Extracted records

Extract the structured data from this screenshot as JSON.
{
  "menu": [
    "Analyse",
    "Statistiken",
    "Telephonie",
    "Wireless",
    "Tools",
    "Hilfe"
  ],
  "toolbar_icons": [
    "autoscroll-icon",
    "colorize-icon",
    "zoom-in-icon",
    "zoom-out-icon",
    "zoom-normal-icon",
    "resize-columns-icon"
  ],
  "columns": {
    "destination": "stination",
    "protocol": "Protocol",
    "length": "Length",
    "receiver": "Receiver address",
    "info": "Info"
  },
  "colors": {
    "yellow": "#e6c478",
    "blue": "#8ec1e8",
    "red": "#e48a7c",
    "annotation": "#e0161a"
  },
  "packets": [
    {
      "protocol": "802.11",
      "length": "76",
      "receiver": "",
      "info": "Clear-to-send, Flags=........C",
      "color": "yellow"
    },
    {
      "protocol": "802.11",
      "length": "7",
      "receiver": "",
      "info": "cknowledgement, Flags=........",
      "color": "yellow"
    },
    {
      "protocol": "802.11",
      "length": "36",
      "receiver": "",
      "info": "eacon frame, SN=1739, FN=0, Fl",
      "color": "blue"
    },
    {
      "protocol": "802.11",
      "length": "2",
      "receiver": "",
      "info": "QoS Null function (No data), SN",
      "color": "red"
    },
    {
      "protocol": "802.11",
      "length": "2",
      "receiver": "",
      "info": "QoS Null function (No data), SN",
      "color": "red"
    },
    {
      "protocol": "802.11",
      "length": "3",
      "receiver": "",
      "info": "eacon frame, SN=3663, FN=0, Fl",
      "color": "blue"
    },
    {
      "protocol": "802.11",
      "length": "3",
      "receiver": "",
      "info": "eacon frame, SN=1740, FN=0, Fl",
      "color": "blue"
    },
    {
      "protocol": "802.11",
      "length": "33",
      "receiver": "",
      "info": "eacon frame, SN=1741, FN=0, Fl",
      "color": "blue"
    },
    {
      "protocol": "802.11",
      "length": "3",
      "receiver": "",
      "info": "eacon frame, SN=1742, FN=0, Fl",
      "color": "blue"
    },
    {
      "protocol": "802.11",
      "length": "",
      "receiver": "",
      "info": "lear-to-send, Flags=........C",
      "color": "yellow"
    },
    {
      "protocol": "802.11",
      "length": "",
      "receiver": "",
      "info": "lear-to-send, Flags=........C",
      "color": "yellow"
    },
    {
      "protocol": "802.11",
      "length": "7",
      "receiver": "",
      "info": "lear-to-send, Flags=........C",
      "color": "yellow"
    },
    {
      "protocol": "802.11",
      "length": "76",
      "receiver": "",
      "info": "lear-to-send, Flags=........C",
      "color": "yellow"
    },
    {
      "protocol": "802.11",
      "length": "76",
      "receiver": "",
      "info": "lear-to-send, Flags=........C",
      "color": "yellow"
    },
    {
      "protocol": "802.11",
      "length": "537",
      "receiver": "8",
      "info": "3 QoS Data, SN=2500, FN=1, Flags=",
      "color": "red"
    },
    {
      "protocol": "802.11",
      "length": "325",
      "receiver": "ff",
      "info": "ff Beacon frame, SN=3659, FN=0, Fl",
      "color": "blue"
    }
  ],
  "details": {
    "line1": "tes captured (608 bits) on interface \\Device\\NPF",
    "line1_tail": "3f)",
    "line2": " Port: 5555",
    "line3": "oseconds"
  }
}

TO DO
Take the entries and copy them out exactly.

COMPLETE OUTPUT
Extract the structured data from this screenshot as JSON.
{
  "menu": [
    "Analyse",
    "Statistiken",
    "Telephonie",
    "Wireless",
    "Tools",
    "Hilfe"
  ],
  "toolbar_icons": [
    "autoscroll-icon",
    "colorize-icon",
    "zoom-in-icon",
    "zoom-out-icon",
    "zoom-normal-icon",
    "resize-columns-icon"
  ],
  "columns": {
    "destination": "stination",
    "protocol": "Protocol",
    "length": "Length",
    "receiver": "Receiver address",
    "info": "Info"
  },
  "colors": {
    "yellow": "#e6c478",
    "blue": "#8ec1e8",
    "red": "#e48a7c",
    "annotation": "#e0161a"
  },
  "packets": [
    {
      "protocol": "802.11",
      "length": "76",
      "receiver": "",
      "info": "Clear-to-send, Flags=........C",
      "color": "yellow"
    },
    {
      "protocol": "802.11",
      "length": "7",
      "receiver": "",
      "info": "cknowledgement, Flags=........",
      "color": "yellow"
    },
    {
      "protocol": "802.11",
      "length": "36",
      "receiver": "",
      "info": "eacon frame, SN=1739, FN=0, Fl",
      "color": "blue"
    },
    {
      "protocol": "802.11",
      "length": "2",
      "receiver": "",
      "info": "QoS Null function (No data), SN",
      "color": "red"
    },
    {
      "protocol": "802.11",
      "length": "2",
      "receiver": "",
      "info": "QoS Null function (No data), SN",
      "color": "red"
    },
    {
      "protocol": "802.11",
      "length": "3",
      "receiver": "",
      "info": "eacon frame, SN=3663, FN=0, Fl",
      "color": "blue"
    },
    {
      "protocol": "802.11",
      "length": "3",
      "receiver": "",
      "info": "eacon frame, SN=1740, FN=0, Fl",
      "color": "blue"
    },
    {
      "protocol": "802.11",
      "length": "33",
      "receiver": "",
      "info": "eacon frame, SN=1741, FN=0, Fl",
      "color": "blue"
    },
    {
      "protocol": "802.11",
      "length": "3",
      "receiver": "",
      "info": "eacon frame, SN=1742, FN=0, Fl",
      "color": "blue"
    },
    {
      "protocol": "802.11",
      "length": "",
      "receiver": "",
      "info": "lear-to-send, Flags=........C",
      "color": "yellow"
    },
    {
      "protocol": "802.11",
      "length": "",
      "receiver": "",
      "info": "lear-to-send, Flags=........C",
      "color": "yellow"
    },
    {
      "protocol": "802.11",
      "length": "7",
      "receiver": "",
      "info": "lear-to-send, Flags=........C",
      "color": "yellow"
    },
    {
      "protocol": "802.11",
      "length": "76",
      "receiver": "",
      "info": "lear-to-send, Flags=........C",
      "color": "yellow"
    },
    {
      "protocol": "802.11",
      "length": "76",
      "receiver": "",
      "info": "lear-to-send, Flags=........C",
      "color": "yellow"
    },
    {
      "protocol": "802.11",
      "length": "537",
      "receiver": "8",
      "info": "3 QoS Data, SN=2500, FN=1, Flags=",
      "color": "red"
    },
    {
      "protocol": "802.11",
      "length": "325",
      "receiver": "ff",
      "info": "ff Beacon frame, SN=3659, FN=0, Fl",
      "color": "blue"
    }
  ],
  "details": {
    "line1": "tes captured (608 bits) on interface \\Device\\NPF",
    "line1_tail": "3f)",
    "line2": " Port: 5555",
    "line3": "oseconds"
  }
}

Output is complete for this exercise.